> Objective:
Omit every picture, then give all the entries again exactly.

-- begin Task inputs --

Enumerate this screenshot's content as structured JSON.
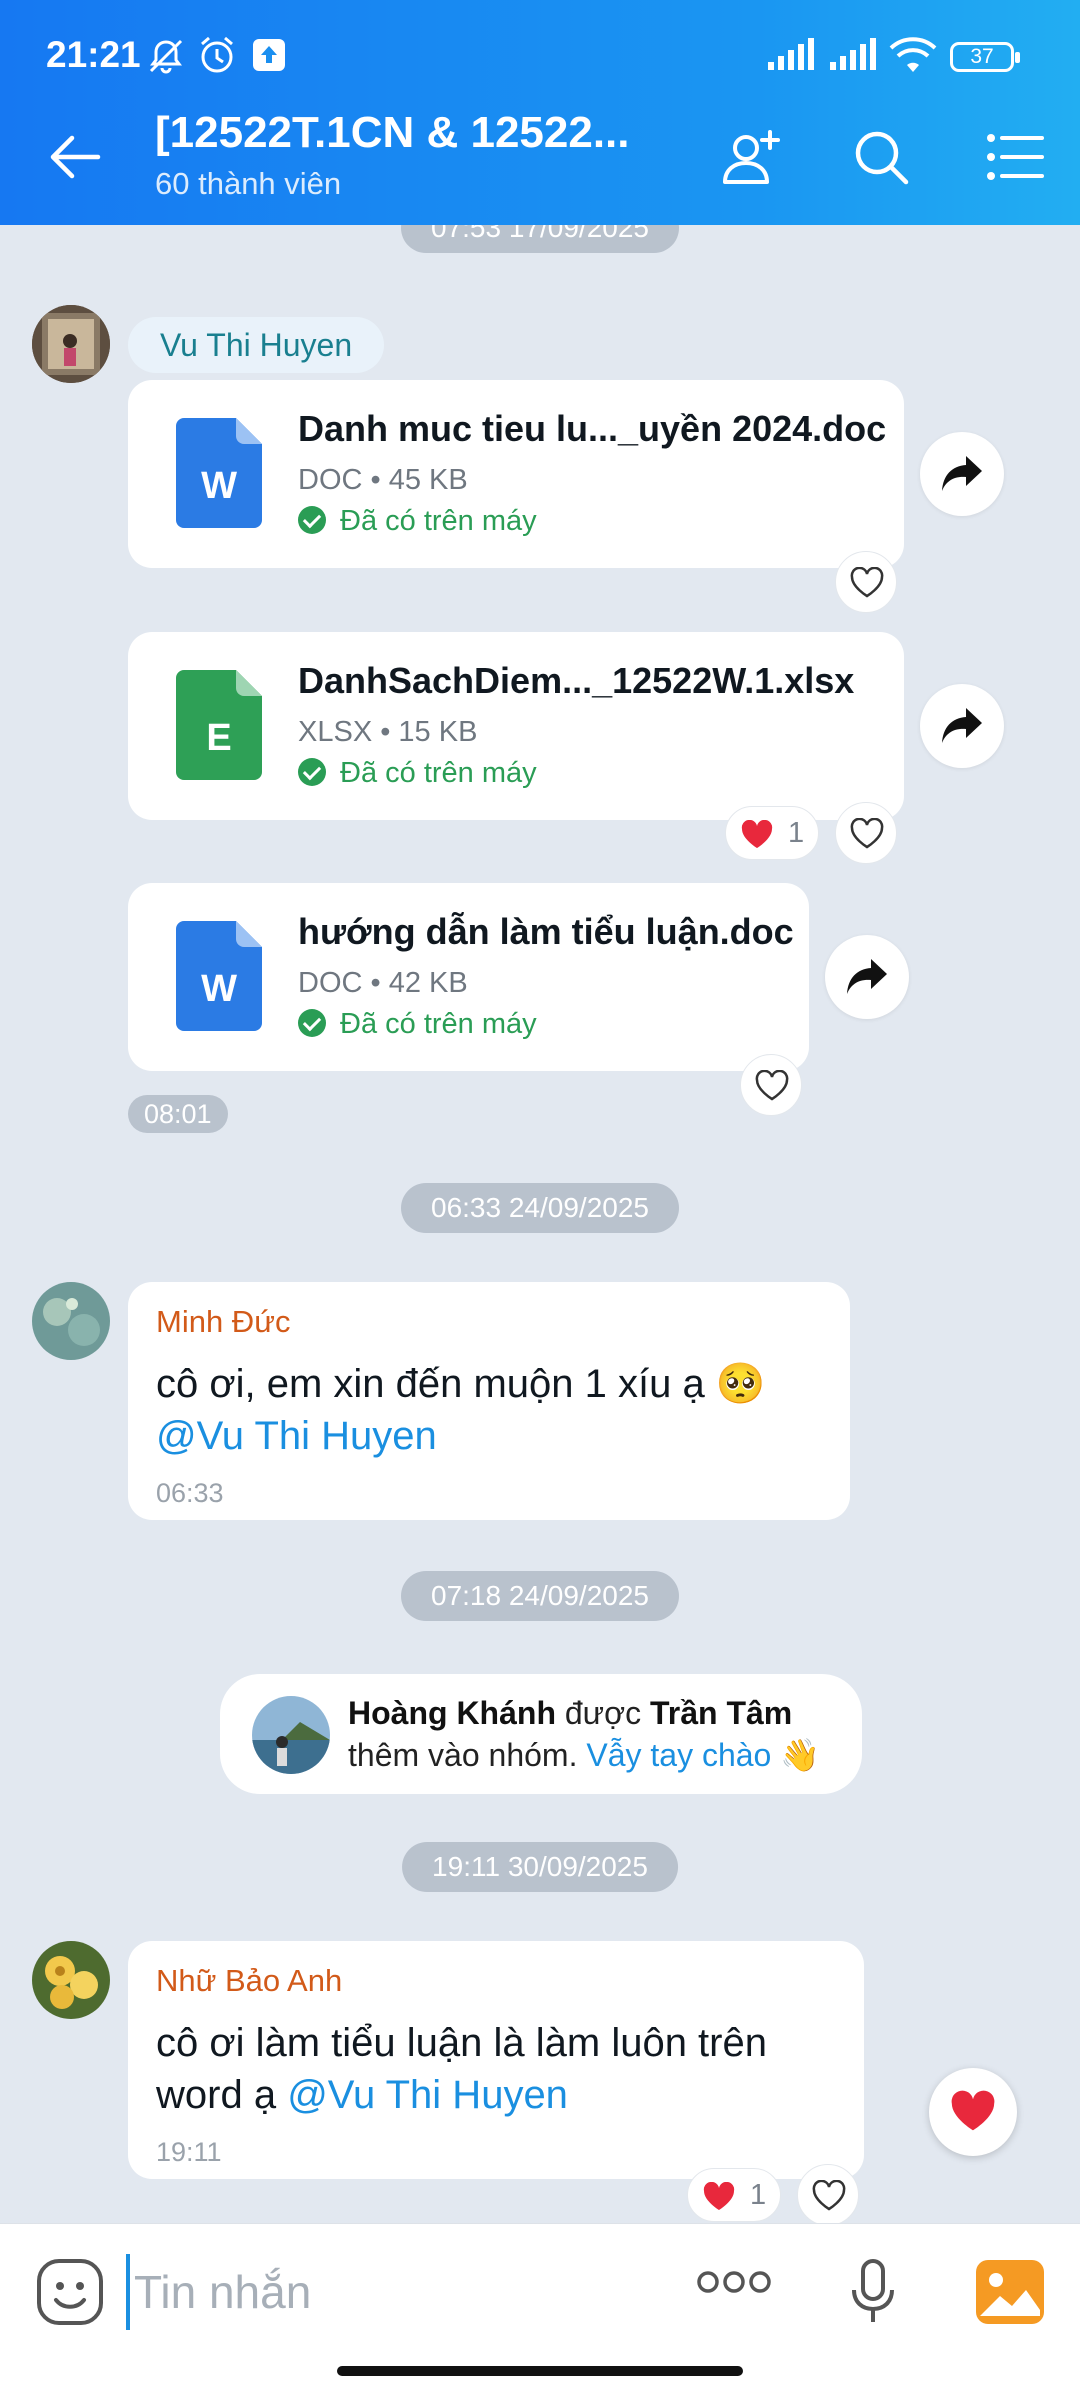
{
  "status_bar": {
    "time": "21:21",
    "battery": "37"
  },
  "header": {
    "title": "[12522T.1CN & 12522...",
    "subtitle": "60 thành viên"
  },
  "date_pills": [
    "07:53 17/09/2025",
    "06:33 24/09/2025",
    "07:18 24/09/2025",
    "19:11 30/09/2025"
  ],
  "sender_vu": "Vu Thi Huyen",
  "files": [
    {
      "name": "Danh muc tieu lu..._uyền 2024.doc",
      "meta": "DOC • 45 KB",
      "status": "Đã có trên máy",
      "type_letter": "W",
      "color": "#2b7be4"
    },
    {
      "name": "DanhSachDiem..._12522W.1.xlsx",
      "meta": "XLSX • 15 KB",
      "status": "Đã có trên máy",
      "type_letter": "E",
      "color": "#2ea056",
      "reaction_count": "1"
    },
    {
      "name": "hướng dẫn làm tiểu luận.doc",
      "meta": "DOC • 42 KB",
      "status": "Đã có trên máy",
      "type_letter": "W",
      "color": "#2b7be4"
    }
  ],
  "file_group_time": "08:01",
  "msg_minh": {
    "sender": "Minh Đức",
    "text": "cô ơi, em xin đến muộn 1 xíu ạ 🥺",
    "mention": "@Vu Thi Huyen",
    "time": "06:33"
  },
  "system_msg": {
    "added": "Hoàng Khánh",
    "by_word": "được",
    "adder": "Trần Tâm",
    "rest": "thêm vào nhóm.",
    "link": "Vẫy tay chào 👋"
  },
  "msg_bao": {
    "sender": "Nhữ Bảo Anh",
    "text_line1": "cô ơi làm tiểu luận là làm luôn trên",
    "text_line2": "word ạ",
    "mention": "@Vu Thi Huyen",
    "time": "19:11",
    "reaction_count": "1"
  },
  "composer": {
    "placeholder": "Tin nhắn"
  },
  "colors": {
    "accent": "#1a8fe0",
    "header_start": "#1678f2",
    "header_end": "#22aef2",
    "heart": "#e8283c"
  }
}
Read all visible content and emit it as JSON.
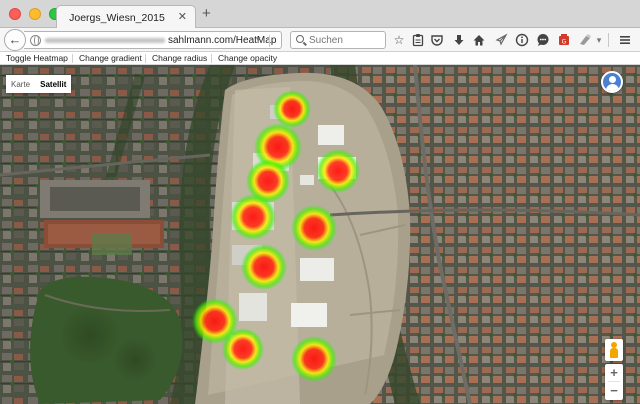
{
  "tab": {
    "title": "Joergs_Wiesn_2015",
    "close": "✕",
    "new_tab": "+"
  },
  "nav": {
    "back": "←",
    "url_visible": "sahlmann.com/HeatMap",
    "url_dropdown": "▾",
    "reload": "↻",
    "search_placeholder": "Suchen"
  },
  "toolbar_icons": [
    "star-icon",
    "clipboard-icon",
    "pocket-icon",
    "download-icon",
    "home-icon",
    "rocket-icon",
    "info-icon",
    "chat-icon",
    "extension-red-icon",
    "extension-gray-icon",
    "hamburger-menu-icon"
  ],
  "page_links": [
    "Toggle Heatmap",
    "Change gradient",
    "Change radius",
    "Change opacity"
  ],
  "map": {
    "type_options": [
      "Karte",
      "Satellit"
    ],
    "selected_type": "Satellit",
    "zoom_in": "+",
    "zoom_out": "−",
    "heatmap_gradient": [
      "#00ff00",
      "#ffff00",
      "#ff0000"
    ]
  }
}
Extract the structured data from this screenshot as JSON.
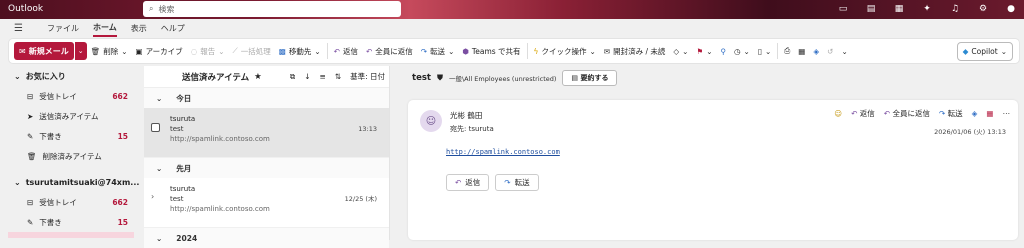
{
  "app": {
    "title": "Outlook"
  },
  "search": {
    "placeholder": "検索"
  },
  "menubar": {
    "tabs": [
      "ファイル",
      "ホーム",
      "表示",
      "ヘルプ"
    ]
  },
  "ribbon": {
    "new_mail": "新規メール",
    "delete": "削除",
    "archive": "アーカイブ",
    "report": "報告",
    "sweep": "一括処理",
    "move": "移動先",
    "reply": "返信",
    "reply_all": "全員に返信",
    "forward": "転送",
    "teams_share": "Teams で共有",
    "quick_steps": "クイック操作",
    "read_unread": "開封済み / 未読",
    "copilot": "Copilot"
  },
  "sidebar": {
    "favorites_header": "お気に入り",
    "favorites": [
      {
        "label": "受信トレイ",
        "count": "662"
      },
      {
        "label": "送信済みアイテム",
        "count": ""
      },
      {
        "label": "下書き",
        "count": "15"
      },
      {
        "label": "削除済みアイテム",
        "count": ""
      }
    ],
    "account_header": "tsurutamitsuaki@74xm...",
    "account_items": [
      {
        "label": "受信トレイ",
        "count": "662"
      },
      {
        "label": "下書き",
        "count": "15"
      }
    ]
  },
  "message_list": {
    "folder_title": "送信済みアイテム",
    "sort_label": "基準: 日付",
    "groups": [
      {
        "label": "今日"
      },
      {
        "label": "先月"
      },
      {
        "label": "2024"
      }
    ],
    "messages": [
      {
        "to": "tsuruta",
        "subject": "test",
        "preview": "http://spamlink.contoso.com",
        "date": "13:13"
      },
      {
        "to": "tsuruta",
        "subject": "test",
        "preview": "http://spamlink.contoso.com",
        "date": "12/25 (木)"
      }
    ]
  },
  "reading": {
    "subject": "test",
    "label": "一般\\All Employees (unrestricted)",
    "summarize": "要約する",
    "sender": "光彬 鶴田",
    "to": "宛先: tsuruta",
    "reply": "返信",
    "reply_all": "全員に返信",
    "forward": "転送",
    "date": "2026/01/06 (火) 13:13",
    "body_link": "http://spamlink.contoso.com",
    "btn_reply": "返信",
    "btn_forward": "転送"
  },
  "colors": {
    "accent": "#b4183c"
  }
}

-- end Task inputs --

> Task response:
Enumerate this screenshot's content as structured JSON.
{
  "status_bar": {
    "time": "21:21",
    "battery": "37"
  },
  "header": {
    "title": "[12522T.1CN & 12522...",
    "subtitle": "60 thành viên"
  },
  "date_pills": [
    "07:53 17/09/2025",
    "06:33 24/09/2025",
    "07:18 24/09/2025",
    "19:11 30/09/2025"
  ],
  "sender_vu": "Vu Thi Huyen",
  "files": [
    {
      "name": "Danh muc tieu lu..._uyền 2024.doc",
      "meta": "DOC • 45 KB",
      "status": "Đã có trên máy",
      "type_letter": "W",
      "color": "#2b7be4"
    },
    {
      "name": "DanhSachDiem..._12522W.1.xlsx",
      "meta": "XLSX • 15 KB",
      "status": "Đã có trên máy",
      "type_letter": "E",
      "color": "#2ea056",
      "reaction_count": "1"
    },
    {
      "name": "hướng dẫn làm tiểu luận.doc",
      "meta": "DOC • 42 KB",
      "status": "Đã có trên máy",
      "type_letter": "W",
      "color": "#2b7be4"
    }
  ],
  "file_group_time": "08:01",
  "msg_minh": {
    "sender": "Minh Đức",
    "text": "cô ơi, em xin đến muộn 1 xíu ạ 🥺",
    "mention": "@Vu Thi Huyen",
    "time": "06:33"
  },
  "system_msg": {
    "added": "Hoàng Khánh",
    "by_word": "được",
    "adder": "Trần Tâm",
    "rest": "thêm vào nhóm.",
    "link": "Vẫy tay chào 👋"
  },
  "msg_bao": {
    "sender": "Nhữ Bảo Anh",
    "text_line1": "cô ơi làm tiểu luận là làm luôn trên",
    "text_line2": "word ạ",
    "mention": "@Vu Thi Huyen",
    "time": "19:11",
    "reaction_count": "1"
  },
  "composer": {
    "placeholder": "Tin nhắn"
  },
  "colors": {
    "accent": "#1a8fe0",
    "header_start": "#1678f2",
    "header_end": "#22aef2",
    "heart": "#e8283c"
  }
}
Read all visible content and emit it as JSON.
{
  "tab": {
    "title": "Joergs_Wiesn_2015",
    "close": "✕",
    "new_tab": "+"
  },
  "nav": {
    "back": "←",
    "url_visible": "sahlmann.com/HeatMap",
    "url_dropdown": "▾",
    "reload": "↻",
    "search_placeholder": "Suchen"
  },
  "toolbar_icons": [
    "star-icon",
    "clipboard-icon",
    "pocket-icon",
    "download-icon",
    "home-icon",
    "rocket-icon",
    "info-icon",
    "chat-icon",
    "extension-red-icon",
    "extension-gray-icon",
    "hamburger-menu-icon"
  ],
  "page_links": [
    "Toggle Heatmap",
    "Change gradient",
    "Change radius",
    "Change opacity"
  ],
  "map": {
    "type_options": [
      "Karte",
      "Satellit"
    ],
    "selected_type": "Satellit",
    "zoom_in": "+",
    "zoom_out": "−",
    "heatmap_gradient": [
      "#00ff00",
      "#ffff00",
      "#ff0000"
    ]
  }
}
Extract the structured data from this screenshot as JSON.
{
  "app": {
    "title": "Outlook"
  },
  "search": {
    "placeholder": "検索"
  },
  "menubar": {
    "tabs": [
      "ファイル",
      "ホーム",
      "表示",
      "ヘルプ"
    ]
  },
  "ribbon": {
    "new_mail": "新規メール",
    "delete": "削除",
    "archive": "アーカイブ",
    "report": "報告",
    "sweep": "一括処理",
    "move": "移動先",
    "reply": "返信",
    "reply_all": "全員に返信",
    "forward": "転送",
    "teams_share": "Teams で共有",
    "quick_steps": "クイック操作",
    "read_unread": "開封済み / 未読",
    "copilot": "Copilot"
  },
  "sidebar": {
    "favorites_header": "お気に入り",
    "favorites": [
      {
        "label": "受信トレイ",
        "count": "662"
      },
      {
        "label": "送信済みアイテム",
        "count": ""
      },
      {
        "label": "下書き",
        "count": "15"
      },
      {
        "label": "削除済みアイテム",
        "count": ""
      }
    ],
    "account_header": "tsurutamitsuaki@74xm...",
    "account_items": [
      {
        "label": "受信トレイ",
        "count": "662"
      },
      {
        "label": "下書き",
        "count": "15"
      }
    ]
  },
  "message_list": {
    "folder_title": "送信済みアイテム",
    "sort_label": "基準: 日付",
    "groups": [
      {
        "label": "今日"
      },
      {
        "label": "先月"
      },
      {
        "label": "2024"
      }
    ],
    "messages": [
      {
        "to": "tsuruta",
        "subject": "test",
        "preview": "http://spamlink.contoso.com",
        "date": "13:13"
      },
      {
        "to": "tsuruta",
        "subject": "test",
        "preview": "http://spamlink.contoso.com",
        "date": "12/25 (木)"
      }
    ]
  },
  "reading": {
    "subject": "test",
    "label": "一般\\All Employees (unrestricted)",
    "summarize": "要約する",
    "sender": "光彬 鶴田",
    "to": "宛先: tsuruta",
    "reply": "返信",
    "reply_all": "全員に返信",
    "forward": "転送",
    "date": "2026/01/06 (火) 13:13",
    "body_link": "http://spamlink.contoso.com",
    "btn_reply": "返信",
    "btn_forward": "転送"
  },
  "colors": {
    "accent": "#b4183c"
  }
}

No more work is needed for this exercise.